● **EXERCISE AIM**
Return the whole listing exactly as it stands.

(Stored records)
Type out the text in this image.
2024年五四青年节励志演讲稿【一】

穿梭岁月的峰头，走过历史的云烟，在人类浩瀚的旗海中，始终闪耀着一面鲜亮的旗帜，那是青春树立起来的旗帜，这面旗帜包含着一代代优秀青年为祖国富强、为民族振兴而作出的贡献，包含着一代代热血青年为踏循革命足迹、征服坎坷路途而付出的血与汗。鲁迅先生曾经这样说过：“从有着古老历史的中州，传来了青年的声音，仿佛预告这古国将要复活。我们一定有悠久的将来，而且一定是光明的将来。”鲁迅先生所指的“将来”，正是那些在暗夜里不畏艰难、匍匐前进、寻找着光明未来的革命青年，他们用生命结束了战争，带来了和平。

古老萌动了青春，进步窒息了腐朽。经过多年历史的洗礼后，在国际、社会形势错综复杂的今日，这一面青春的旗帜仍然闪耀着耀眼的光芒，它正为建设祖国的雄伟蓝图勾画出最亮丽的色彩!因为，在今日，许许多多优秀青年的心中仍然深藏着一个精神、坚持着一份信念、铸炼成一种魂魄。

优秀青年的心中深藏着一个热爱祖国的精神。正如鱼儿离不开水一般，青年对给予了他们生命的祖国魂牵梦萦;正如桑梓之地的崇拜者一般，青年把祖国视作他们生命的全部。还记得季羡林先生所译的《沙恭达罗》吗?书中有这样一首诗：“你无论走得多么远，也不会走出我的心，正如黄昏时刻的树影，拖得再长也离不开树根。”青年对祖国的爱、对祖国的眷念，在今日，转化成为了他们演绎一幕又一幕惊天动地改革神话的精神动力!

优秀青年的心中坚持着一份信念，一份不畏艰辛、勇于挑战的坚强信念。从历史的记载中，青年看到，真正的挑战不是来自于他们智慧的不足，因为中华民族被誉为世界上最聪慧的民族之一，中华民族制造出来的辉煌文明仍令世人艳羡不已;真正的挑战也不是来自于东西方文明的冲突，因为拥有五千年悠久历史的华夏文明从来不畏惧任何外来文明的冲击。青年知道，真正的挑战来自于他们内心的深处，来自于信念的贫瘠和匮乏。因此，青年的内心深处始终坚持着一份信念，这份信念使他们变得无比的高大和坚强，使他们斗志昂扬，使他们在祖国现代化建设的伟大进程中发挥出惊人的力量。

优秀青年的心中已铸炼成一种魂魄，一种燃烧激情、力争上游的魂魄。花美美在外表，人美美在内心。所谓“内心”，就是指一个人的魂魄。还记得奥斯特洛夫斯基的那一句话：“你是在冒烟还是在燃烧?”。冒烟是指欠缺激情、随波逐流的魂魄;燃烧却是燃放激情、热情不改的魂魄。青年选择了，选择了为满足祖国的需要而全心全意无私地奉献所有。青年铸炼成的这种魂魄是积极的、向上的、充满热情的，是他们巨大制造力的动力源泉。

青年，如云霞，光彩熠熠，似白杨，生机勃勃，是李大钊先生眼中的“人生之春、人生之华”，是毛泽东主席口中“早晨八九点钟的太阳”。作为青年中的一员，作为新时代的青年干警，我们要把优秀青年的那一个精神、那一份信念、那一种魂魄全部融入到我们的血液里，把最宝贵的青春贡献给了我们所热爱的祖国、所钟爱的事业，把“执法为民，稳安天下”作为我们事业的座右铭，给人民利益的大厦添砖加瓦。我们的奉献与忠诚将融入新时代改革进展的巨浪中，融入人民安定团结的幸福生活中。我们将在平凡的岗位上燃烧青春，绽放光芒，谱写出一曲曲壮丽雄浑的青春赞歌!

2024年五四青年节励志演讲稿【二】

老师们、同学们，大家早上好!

● **RESPONSE TO THIS EXERCISE**
Type out the text in this image.
2024年五四青年节励志演讲稿【一】

穿梭岁月的峰头，走过历史的云烟，在人类浩瀚的旗海中，始终闪耀着一面鲜亮的旗帜，那是青春树立起来的旗帜，这面旗帜包含着一代代优秀青年为祖国富强、为民族振兴而作出的贡献，包含着一代代热血青年为踏循革命足迹、征服坎坷路途而付出的血与汗。鲁迅先生曾经这样说过：“从有着古老历史的中州，传来了青年的声音，仿佛预告这古国将要复活。我们一定有悠久的将来，而且一定是光明的将来。”鲁迅先生所指的“将来”，正是那些在暗夜里不畏艰难、匍匐前进、寻找着光明未来的革命青年，他们用生命结束了战争，带来了和平。

古老萌动了青春，进步窒息了腐朽。经过多年历史的洗礼后，在国际、社会形势错综复杂的今日，这一面青春的旗帜仍然闪耀着耀眼的光芒，它正为建设祖国的雄伟蓝图勾画出最亮丽的色彩!因为，在今日，许许多多优秀青年的心中仍然深藏着一个精神、坚持着一份信念、铸炼成一种魂魄。

优秀青年的心中深藏着一个热爱祖国的精神。正如鱼儿离不开水一般，青年对给予了他们生命的祖国魂牵梦萦;正如桑梓之地的崇拜者一般，青年把祖国视作他们生命的全部。还记得季羡林先生所译的《沙恭达罗》吗?书中有这样一首诗：“你无论走得多么远，也不会走出我的心，正如黄昏时刻的树影，拖得再长也离不开树根。”青年对祖国的爱、对祖国的眷念，在今日，转化成为了他们演绎一幕又一幕惊天动地改革神话的精神动力!

优秀青年的心中坚持着一份信念，一份不畏艰辛、勇于挑战的坚强信念。从历史的记载中，青年看到，真正的挑战不是来自于他们智慧的不足，因为中华民族被誉为世界上最聪慧的民族之一，中华民族制造出来的辉煌文明仍令世人艳羡不已;真正的挑战也不是来自于东西方文明的冲突，因为拥有五千年悠久历史的华夏文明从来不畏惧任何外来文明的冲击。青年知道，真正的挑战来自于他们内心的深处，来自于信念的贫瘠和匮乏。因此，青年的内心深处始终坚持着一份信念，这份信念使他们变得无比的高大和坚强，使他们斗志昂扬，使他们在祖国现代化建设的伟大进程中发挥出惊人的力量。

优秀青年的心中已铸炼成一种魂魄，一种燃烧激情、力争上游的魂魄。花美美在外表，人美美在内心。所谓“内心”，就是指一个人的魂魄。还记得奥斯特洛夫斯基的那一句话：“你是在冒烟还是在燃烧?”。冒烟是指欠缺激情、随波逐流的魂魄;燃烧却是燃放激情、热情不改的魂魄。青年选择了，选择了为满足祖国的需要而全心全意无私地奉献所有。青年铸炼成的这种魂魄是积极的、向上的、充满热情的，是他们巨大制造力的动力源泉。

青年，如云霞，光彩熠熠，似白杨，生机勃勃，是李大钊先生眼中的“人生之春、人生之华”，是毛泽东主席口中“早晨八九点钟的太阳”。作为青年中的一员，作为新时代的青年干警，我们要把优秀青年的那一个精神、那一份信念、那一种魂魄全部融入到我们的血液里，把最宝贵的青春贡献给了我们所热爱的祖国、所钟爱的事业，把“执法为民，稳安天下”作为我们事业的座右铭，给人民利益的大厦添砖加瓦。我们的奉献与忠诚将融入新时代改革进展的巨浪中，融入人民安定团结的幸福生活中。我们将在平凡的岗位上燃烧青春，绽放光芒，谱写出一曲曲壮丽雄浑的青春赞歌!

2024年五四青年节励志演讲稿【二】

老师们、同学们，大家早上好!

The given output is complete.